Records that describe figures:

● ● ●

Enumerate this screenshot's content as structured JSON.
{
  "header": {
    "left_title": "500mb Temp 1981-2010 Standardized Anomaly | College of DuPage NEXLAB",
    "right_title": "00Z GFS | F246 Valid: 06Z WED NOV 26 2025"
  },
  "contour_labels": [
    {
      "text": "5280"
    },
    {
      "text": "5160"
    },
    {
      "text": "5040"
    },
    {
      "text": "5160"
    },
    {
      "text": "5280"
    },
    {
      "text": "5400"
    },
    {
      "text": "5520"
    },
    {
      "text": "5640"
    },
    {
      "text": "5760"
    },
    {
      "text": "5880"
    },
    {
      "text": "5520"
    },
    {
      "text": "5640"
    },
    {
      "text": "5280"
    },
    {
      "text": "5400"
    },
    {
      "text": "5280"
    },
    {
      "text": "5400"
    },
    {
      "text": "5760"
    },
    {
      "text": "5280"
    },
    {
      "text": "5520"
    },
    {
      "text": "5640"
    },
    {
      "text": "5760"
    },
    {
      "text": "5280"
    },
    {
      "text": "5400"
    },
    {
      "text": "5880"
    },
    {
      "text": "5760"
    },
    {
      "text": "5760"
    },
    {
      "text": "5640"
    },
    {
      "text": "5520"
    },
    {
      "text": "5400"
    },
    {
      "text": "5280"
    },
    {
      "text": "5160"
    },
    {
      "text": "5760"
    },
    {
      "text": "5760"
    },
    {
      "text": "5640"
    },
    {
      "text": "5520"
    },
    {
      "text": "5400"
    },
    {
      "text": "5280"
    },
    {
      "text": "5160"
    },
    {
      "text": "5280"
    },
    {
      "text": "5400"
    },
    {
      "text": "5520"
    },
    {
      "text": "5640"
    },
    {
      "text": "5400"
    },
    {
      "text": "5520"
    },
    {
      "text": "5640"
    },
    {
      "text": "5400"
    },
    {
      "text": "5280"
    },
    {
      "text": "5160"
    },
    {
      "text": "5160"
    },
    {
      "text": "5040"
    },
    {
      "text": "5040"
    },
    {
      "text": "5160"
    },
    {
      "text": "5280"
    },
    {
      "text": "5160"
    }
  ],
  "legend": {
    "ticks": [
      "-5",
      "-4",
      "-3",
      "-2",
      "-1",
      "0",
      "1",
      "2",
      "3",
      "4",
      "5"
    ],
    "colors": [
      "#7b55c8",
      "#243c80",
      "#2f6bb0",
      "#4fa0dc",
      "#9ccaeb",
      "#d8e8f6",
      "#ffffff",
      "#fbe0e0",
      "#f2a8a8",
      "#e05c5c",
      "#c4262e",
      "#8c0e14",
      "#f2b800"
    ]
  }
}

● ● ●

◆ **Problem requirements**: Retype every entry word for word.

◆ **Complete output**:
Enumerate this screenshot's content as structured JSON.
{
  "header": {
    "left_title": "500mb Temp 1981-2010 Standardized Anomaly | College of DuPage NEXLAB",
    "right_title": "00Z GFS | F246 Valid: 06Z WED NOV 26 2025"
  },
  "contour_labels": [
    {
      "text": "5280"
    },
    {
      "text": "5160"
    },
    {
      "text": "5040"
    },
    {
      "text": "5160"
    },
    {
      "text": "5280"
    },
    {
      "text": "5400"
    },
    {
      "text": "5520"
    },
    {
      "text": "5640"
    },
    {
      "text": "5760"
    },
    {
      "text": "5880"
    },
    {
      "text": "5520"
    },
    {
      "text": "5640"
    },
    {
      "text": "5280"
    },
    {
      "text": "5400"
    },
    {
      "text": "5280"
    },
    {
      "text": "5400"
    },
    {
      "text": "5760"
    },
    {
      "text": "5280"
    },
    {
      "text": "5520"
    },
    {
      "text": "5640"
    },
    {
      "text": "5760"
    },
    {
      "text": "5280"
    },
    {
      "text": "5400"
    },
    {
      "text": "5880"
    },
    {
      "text": "5760"
    },
    {
      "text": "5760"
    },
    {
      "text": "5640"
    },
    {
      "text": "5520"
    },
    {
      "text": "5400"
    },
    {
      "text": "5280"
    },
    {
      "text": "5160"
    },
    {
      "text": "5760"
    },
    {
      "text": "5760"
    },
    {
      "text": "5640"
    },
    {
      "text": "5520"
    },
    {
      "text": "5400"
    },
    {
      "text": "5280"
    },
    {
      "text": "5160"
    },
    {
      "text": "5280"
    },
    {
      "text": "5400"
    },
    {
      "text": "5520"
    },
    {
      "text": "5640"
    },
    {
      "text": "5400"
    },
    {
      "text": "5520"
    },
    {
      "text": "5640"
    },
    {
      "text": "5400"
    },
    {
      "text": "5280"
    },
    {
      "text": "5160"
    },
    {
      "text": "5160"
    },
    {
      "text": "5040"
    },
    {
      "text": "5040"
    },
    {
      "text": "5160"
    },
    {
      "text": "5280"
    },
    {
      "text": "5160"
    }
  ],
  "legend": {
    "ticks": [
      "-5",
      "-4",
      "-3",
      "-2",
      "-1",
      "0",
      "1",
      "2",
      "3",
      "4",
      "5"
    ],
    "colors": [
      "#7b55c8",
      "#243c80",
      "#2f6bb0",
      "#4fa0dc",
      "#9ccaeb",
      "#d8e8f6",
      "#ffffff",
      "#fbe0e0",
      "#f2a8a8",
      "#e05c5c",
      "#c4262e",
      "#8c0e14",
      "#f2b800"
    ]
  }
}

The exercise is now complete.